-- START EXTRACTED MATERIAL --
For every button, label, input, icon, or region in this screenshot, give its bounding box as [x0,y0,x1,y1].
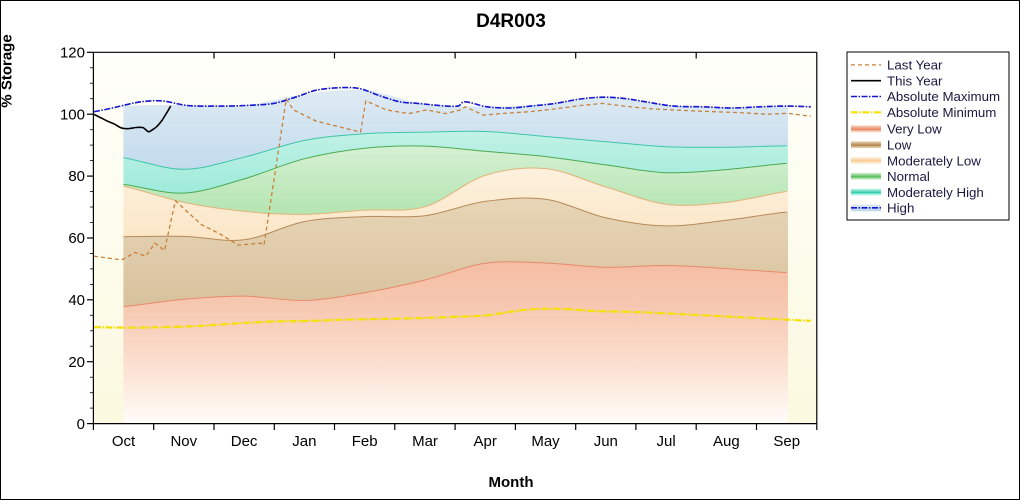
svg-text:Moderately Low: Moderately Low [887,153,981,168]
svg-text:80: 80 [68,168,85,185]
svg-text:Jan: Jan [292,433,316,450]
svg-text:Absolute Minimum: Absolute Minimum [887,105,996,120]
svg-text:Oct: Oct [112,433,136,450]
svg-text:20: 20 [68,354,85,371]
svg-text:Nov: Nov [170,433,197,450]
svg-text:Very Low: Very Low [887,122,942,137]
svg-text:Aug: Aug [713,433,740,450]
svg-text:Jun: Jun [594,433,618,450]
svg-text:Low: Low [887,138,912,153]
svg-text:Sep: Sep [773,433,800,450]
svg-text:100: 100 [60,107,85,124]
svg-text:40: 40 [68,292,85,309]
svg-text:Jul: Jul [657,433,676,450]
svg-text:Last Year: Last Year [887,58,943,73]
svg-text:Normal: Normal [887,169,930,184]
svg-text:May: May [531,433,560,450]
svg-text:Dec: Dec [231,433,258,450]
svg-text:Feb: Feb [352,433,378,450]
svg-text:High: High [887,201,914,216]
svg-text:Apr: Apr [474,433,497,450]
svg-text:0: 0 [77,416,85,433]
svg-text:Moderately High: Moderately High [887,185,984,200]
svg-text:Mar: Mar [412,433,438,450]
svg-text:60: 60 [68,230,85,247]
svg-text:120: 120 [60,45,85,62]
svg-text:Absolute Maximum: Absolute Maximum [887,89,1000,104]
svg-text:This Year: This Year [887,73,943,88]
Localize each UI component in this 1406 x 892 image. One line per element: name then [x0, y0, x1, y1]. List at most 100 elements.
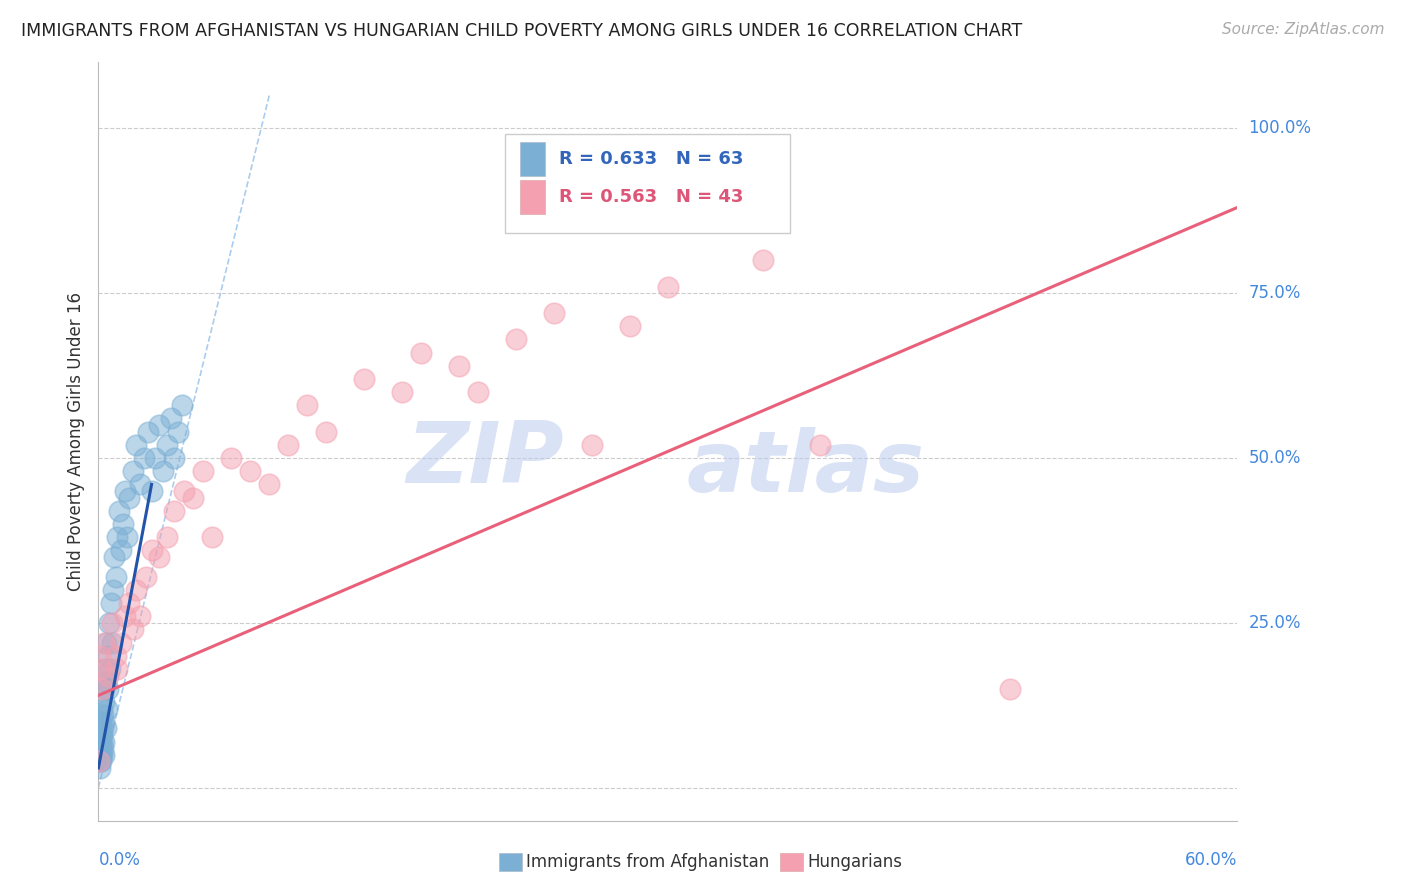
-- END EXTRACTED MATERIAL --
■ TASK INSTRUCTIONS:
Output every line of the entries above as a Markdown table with the columns Row and Line, numbering the rows and skipping blank lines. Leave out the pictures.

■ EXERCISE RESULT:
| Row | Line |
|---|---|
| 1 | For every button, label, input, icon, or region in this screenshot, give its bounding box as [x0,y0,x1,y1]. |
| 2 | svg-text:Moderately Low: Moderately Low [887,153,981,168] |
| 3 | svg-text:80: 80 [68,168,85,185] |
| 4 | svg-text:Jan: Jan [292,433,316,450] |
| 5 | svg-text:Absolute Minimum: Absolute Minimum [887,105,996,120] |
| 6 | svg-text:Oct: Oct [112,433,136,450] |
| 7 | svg-text:20: 20 [68,354,85,371] |
| 8 | svg-text:Nov: Nov [170,433,197,450] |
| 9 | svg-text:Very Low: Very Low [887,122,942,137] |
| 10 | svg-text:Aug: Aug [713,433,740,450] |
| 11 | svg-text:Jun: Jun [594,433,618,450] |
| 12 | svg-text:Low: Low [887,138,912,153] |
| 13 | svg-text:Sep: Sep [773,433,800,450] |
| 14 | svg-text:100: 100 [60,107,85,124] |
| 15 | svg-text:40: 40 [68,292,85,309] |
| 16 | svg-text:Jul: Jul [657,433,676,450] |
| 17 | svg-text:Last Year: Last Year [887,58,943,73] |
| 18 | svg-text:Normal: Normal [887,169,930,184] |
| 19 | svg-text:May: May [531,433,560,450] |
| 20 | svg-text:Dec: Dec [231,433,258,450] |
| 21 | svg-text:Feb: Feb [352,433,378,450] |
| 22 | svg-text:High: High [887,201,914,216] |
| 23 | svg-text:Apr: Apr [474,433,497,450] |
| 24 | svg-text:0: 0 [77,416,85,433] |
| 25 | svg-text:Moderately High: Moderately High [887,185,984,200] |
| 26 | svg-text:Mar: Mar [412,433,438,450] |
| 27 | svg-text:60: 60 [68,230,85,247] |
| 28 | svg-text:120: 120 [60,45,85,62] |
| 29 | svg-text:Absolute Maximum: Absolute Maximum [887,89,1000,104] |
| 30 | svg-text:This Year: This Year [887,73,943,88] |
| 31 | Localize each UI component in this 1406 x 892 image. One line per element: name then [x0, y0, x1, y1]. List at most 100 elements. |